[Raw records]:
************

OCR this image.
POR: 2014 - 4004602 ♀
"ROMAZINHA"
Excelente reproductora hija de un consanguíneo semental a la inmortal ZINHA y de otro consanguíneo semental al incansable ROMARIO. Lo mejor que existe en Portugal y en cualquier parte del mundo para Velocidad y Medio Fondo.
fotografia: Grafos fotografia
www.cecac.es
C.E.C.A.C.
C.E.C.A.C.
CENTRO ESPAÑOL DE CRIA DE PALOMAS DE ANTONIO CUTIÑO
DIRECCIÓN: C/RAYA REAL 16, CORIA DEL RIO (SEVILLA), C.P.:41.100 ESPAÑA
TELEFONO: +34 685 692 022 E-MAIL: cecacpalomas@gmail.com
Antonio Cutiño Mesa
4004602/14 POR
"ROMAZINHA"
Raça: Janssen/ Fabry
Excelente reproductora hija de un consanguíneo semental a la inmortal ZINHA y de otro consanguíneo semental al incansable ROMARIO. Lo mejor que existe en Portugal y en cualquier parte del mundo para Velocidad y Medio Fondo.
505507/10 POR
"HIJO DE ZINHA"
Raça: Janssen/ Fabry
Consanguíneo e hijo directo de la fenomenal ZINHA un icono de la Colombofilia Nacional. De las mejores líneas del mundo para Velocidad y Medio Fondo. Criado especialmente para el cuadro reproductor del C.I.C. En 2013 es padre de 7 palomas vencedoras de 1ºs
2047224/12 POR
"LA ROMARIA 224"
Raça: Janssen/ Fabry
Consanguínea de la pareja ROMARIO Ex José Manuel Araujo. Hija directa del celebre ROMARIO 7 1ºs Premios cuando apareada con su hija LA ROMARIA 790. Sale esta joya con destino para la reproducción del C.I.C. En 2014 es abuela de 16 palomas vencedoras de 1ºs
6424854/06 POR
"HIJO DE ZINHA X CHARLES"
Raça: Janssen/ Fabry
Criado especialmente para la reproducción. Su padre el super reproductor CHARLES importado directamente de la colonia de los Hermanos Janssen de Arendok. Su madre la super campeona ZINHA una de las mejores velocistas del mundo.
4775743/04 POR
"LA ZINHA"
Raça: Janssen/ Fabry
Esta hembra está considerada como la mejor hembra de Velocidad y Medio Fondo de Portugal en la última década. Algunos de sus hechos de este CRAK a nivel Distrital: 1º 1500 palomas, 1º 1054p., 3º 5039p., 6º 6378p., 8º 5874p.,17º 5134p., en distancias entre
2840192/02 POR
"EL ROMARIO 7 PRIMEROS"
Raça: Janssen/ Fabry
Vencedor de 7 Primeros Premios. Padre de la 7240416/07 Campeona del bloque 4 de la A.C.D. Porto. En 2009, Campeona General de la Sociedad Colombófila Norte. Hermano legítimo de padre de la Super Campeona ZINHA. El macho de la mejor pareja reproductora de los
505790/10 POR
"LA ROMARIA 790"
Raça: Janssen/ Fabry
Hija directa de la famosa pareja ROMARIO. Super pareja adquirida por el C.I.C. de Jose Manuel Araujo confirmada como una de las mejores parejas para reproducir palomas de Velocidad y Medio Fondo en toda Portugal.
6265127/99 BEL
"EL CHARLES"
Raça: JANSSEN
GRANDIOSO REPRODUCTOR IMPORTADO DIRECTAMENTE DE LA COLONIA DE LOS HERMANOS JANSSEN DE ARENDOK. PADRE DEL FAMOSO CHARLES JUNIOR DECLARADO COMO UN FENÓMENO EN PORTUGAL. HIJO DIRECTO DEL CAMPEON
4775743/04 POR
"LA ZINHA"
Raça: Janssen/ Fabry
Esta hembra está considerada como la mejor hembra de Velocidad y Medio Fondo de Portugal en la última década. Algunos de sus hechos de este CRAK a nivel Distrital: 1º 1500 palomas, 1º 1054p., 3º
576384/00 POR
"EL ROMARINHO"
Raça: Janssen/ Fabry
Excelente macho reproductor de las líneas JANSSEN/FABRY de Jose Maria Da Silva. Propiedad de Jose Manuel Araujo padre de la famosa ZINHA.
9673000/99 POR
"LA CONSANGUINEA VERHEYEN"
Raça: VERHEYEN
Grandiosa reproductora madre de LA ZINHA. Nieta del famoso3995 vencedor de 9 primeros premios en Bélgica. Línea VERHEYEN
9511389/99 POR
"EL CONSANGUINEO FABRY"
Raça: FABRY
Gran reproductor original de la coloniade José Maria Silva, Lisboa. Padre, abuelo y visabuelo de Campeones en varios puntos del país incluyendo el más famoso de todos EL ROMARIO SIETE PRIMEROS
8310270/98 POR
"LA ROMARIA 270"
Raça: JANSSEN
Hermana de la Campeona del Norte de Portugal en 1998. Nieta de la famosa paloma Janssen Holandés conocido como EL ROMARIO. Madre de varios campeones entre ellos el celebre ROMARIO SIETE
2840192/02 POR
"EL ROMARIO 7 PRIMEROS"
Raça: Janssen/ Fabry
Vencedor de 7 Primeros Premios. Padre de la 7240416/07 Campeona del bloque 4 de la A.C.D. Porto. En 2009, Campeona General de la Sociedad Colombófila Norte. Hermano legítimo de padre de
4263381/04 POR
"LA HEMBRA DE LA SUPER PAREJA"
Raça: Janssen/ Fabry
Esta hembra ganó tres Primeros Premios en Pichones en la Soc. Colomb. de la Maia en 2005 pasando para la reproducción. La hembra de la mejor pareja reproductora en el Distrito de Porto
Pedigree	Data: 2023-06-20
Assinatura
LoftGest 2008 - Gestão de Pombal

************

[Given instruction]: Hand back the material above in full, exactly as written.

[Result of the exercise]:
OCR this image.
POR: 2014 - 4004602 ♀
"ROMAZINHA"
Excelente reproductora hija de un consanguíneo semental a la inmortal ZINHA y de otro consanguíneo semental al incansable ROMARIO. Lo mejor que existe en Portugal y en cualquier parte del mundo para Velocidad y Medio Fondo.
fotografia: Grafos fotografia
www.cecac.es
C.E.C.A.C.
C.E.C.A.C.
CENTRO ESPAÑOL DE CRIA DE PALOMAS DE ANTONIO CUTIÑO
DIRECCIÓN: C/RAYA REAL 16, CORIA DEL RIO (SEVILLA), C.P.:41.100 ESPAÑA
TELEFONO: +34 685 692 022 E-MAIL: cecacpalomas@gmail.com
Antonio Cutiño Mesa
4004602/14 POR
"ROMAZINHA"
Raça: Janssen/ Fabry
Excelente reproductora hija de un consanguíneo semental a la inmortal ZINHA y de otro consanguíneo semental al incansable ROMARIO. Lo mejor que existe en Portugal y en cualquier parte del mundo para Velocidad y Medio Fondo.
505507/10 POR
"HIJO DE ZINHA"
Raça: Janssen/ Fabry
Consanguíneo e hijo directo de la fenomenal ZINHA un icono de la Colombofilia Nacional. De las mejores líneas del mundo para Velocidad y Medio Fondo. Criado especialmente para el cuadro reproductor del C.I.C. En 2013 es padre de 7 palomas vencedoras de 1ºs
2047224/12 POR
"LA ROMARIA 224"
Raça: Janssen/ Fabry
Consanguínea de la pareja ROMARIO Ex José Manuel Araujo. Hija directa del celebre ROMARIO 7 1ºs Premios cuando apareada con su hija LA ROMARIA 790. Sale esta joya con destino para la reproducción del C.I.C. En 2014 es abuela de 16 palomas vencedoras de 1ºs
6424854/06 POR
"HIJO DE ZINHA X CHARLES"
Raça: Janssen/ Fabry
Criado especialmente para la reproducción. Su padre el super reproductor CHARLES importado directamente de la colonia de los Hermanos Janssen de Arendok. Su madre la super campeona ZINHA una de las mejores velocistas del mundo.
4775743/04 POR
"LA ZINHA"
Raça: Janssen/ Fabry
Esta hembra está considerada como la mejor hembra de Velocidad y Medio Fondo de Portugal en la última década. Algunos de sus hechos de este CRAK a nivel Distrital: 1º 1500 palomas, 1º 1054p., 3º 5039p., 6º 6378p., 8º 5874p.,17º 5134p., en distancias entre
2840192/02 POR
"EL ROMARIO 7 PRIMEROS"
Raça: Janssen/ Fabry
Vencedor de 7 Primeros Premios. Padre de la 7240416/07 Campeona del bloque 4 de la A.C.D. Porto. En 2009, Campeona General de la Sociedad Colombófila Norte. Hermano legítimo de padre de la Super Campeona ZINHA. El macho de la mejor pareja reproductora de los
505790/10 POR
"LA ROMARIA 790"
Raça: Janssen/ Fabry
Hija directa de la famosa pareja ROMARIO. Super pareja adquirida por el C.I.C. de Jose Manuel Araujo confirmada como una de las mejores parejas para reproducir palomas de Velocidad y Medio Fondo en toda Portugal.
6265127/99 BEL
"EL CHARLES"
Raça: JANSSEN
GRANDIOSO REPRODUCTOR IMPORTADO DIRECTAMENTE DE LA COLONIA DE LOS HERMANOS JANSSEN DE ARENDOK. PADRE DEL FAMOSO CHARLES JUNIOR DECLARADO COMO UN FENÓMENO EN PORTUGAL. HIJO DIRECTO DEL CAMPEON
4775743/04 POR
"LA ZINHA"
Raça: Janssen/ Fabry
Esta hembra está considerada como la mejor hembra de Velocidad y Medio Fondo de Portugal en la última década. Algunos de sus hechos de este CRAK a nivel Distrital: 1º 1500 palomas, 1º 1054p., 3º
576384/00 POR
"EL ROMARINHO"
Raça: Janssen/ Fabry
Excelente macho reproductor de las líneas JANSSEN/FABRY de Jose Maria Da Silva. Propiedad de Jose Manuel Araujo padre de la famosa ZINHA.
9673000/99 POR
"LA CONSANGUINEA VERHEYEN"
Raça: VERHEYEN
Grandiosa reproductora madre de LA ZINHA. Nieta del famoso3995 vencedor de 9 primeros premios en Bélgica. Línea VERHEYEN
9511389/99 POR
"EL CONSANGUINEO FABRY"
Raça: FABRY
Gran reproductor original de la coloniade José Maria Silva, Lisboa. Padre, abuelo y visabuelo de Campeones en varios puntos del país incluyendo el más famoso de todos EL ROMARIO SIETE PRIMEROS
8310270/98 POR
"LA ROMARIA 270"
Raça: JANSSEN
Hermana de la Campeona del Norte de Portugal en 1998. Nieta de la famosa paloma Janssen Holandés conocido como EL ROMARIO. Madre de varios campeones entre ellos el celebre ROMARIO SIETE
2840192/02 POR
"EL ROMARIO 7 PRIMEROS"
Raça: Janssen/ Fabry
Vencedor de 7 Primeros Premios. Padre de la 7240416/07 Campeona del bloque 4 de la A.C.D. Porto. En 2009, Campeona General de la Sociedad Colombófila Norte. Hermano legítimo de padre de
4263381/04 POR
"LA HEMBRA DE LA SUPER PAREJA"
Raça: Janssen/ Fabry
Esta hembra ganó tres Primeros Premios en Pichones en la Soc. Colomb. de la Maia en 2005 pasando para la reproducción. La hembra de la mejor pareja reproductora en el Distrito de Porto
Pedigree	Data: 2023-06-20
Assinatura
LoftGest 2008 - Gestão de Pombal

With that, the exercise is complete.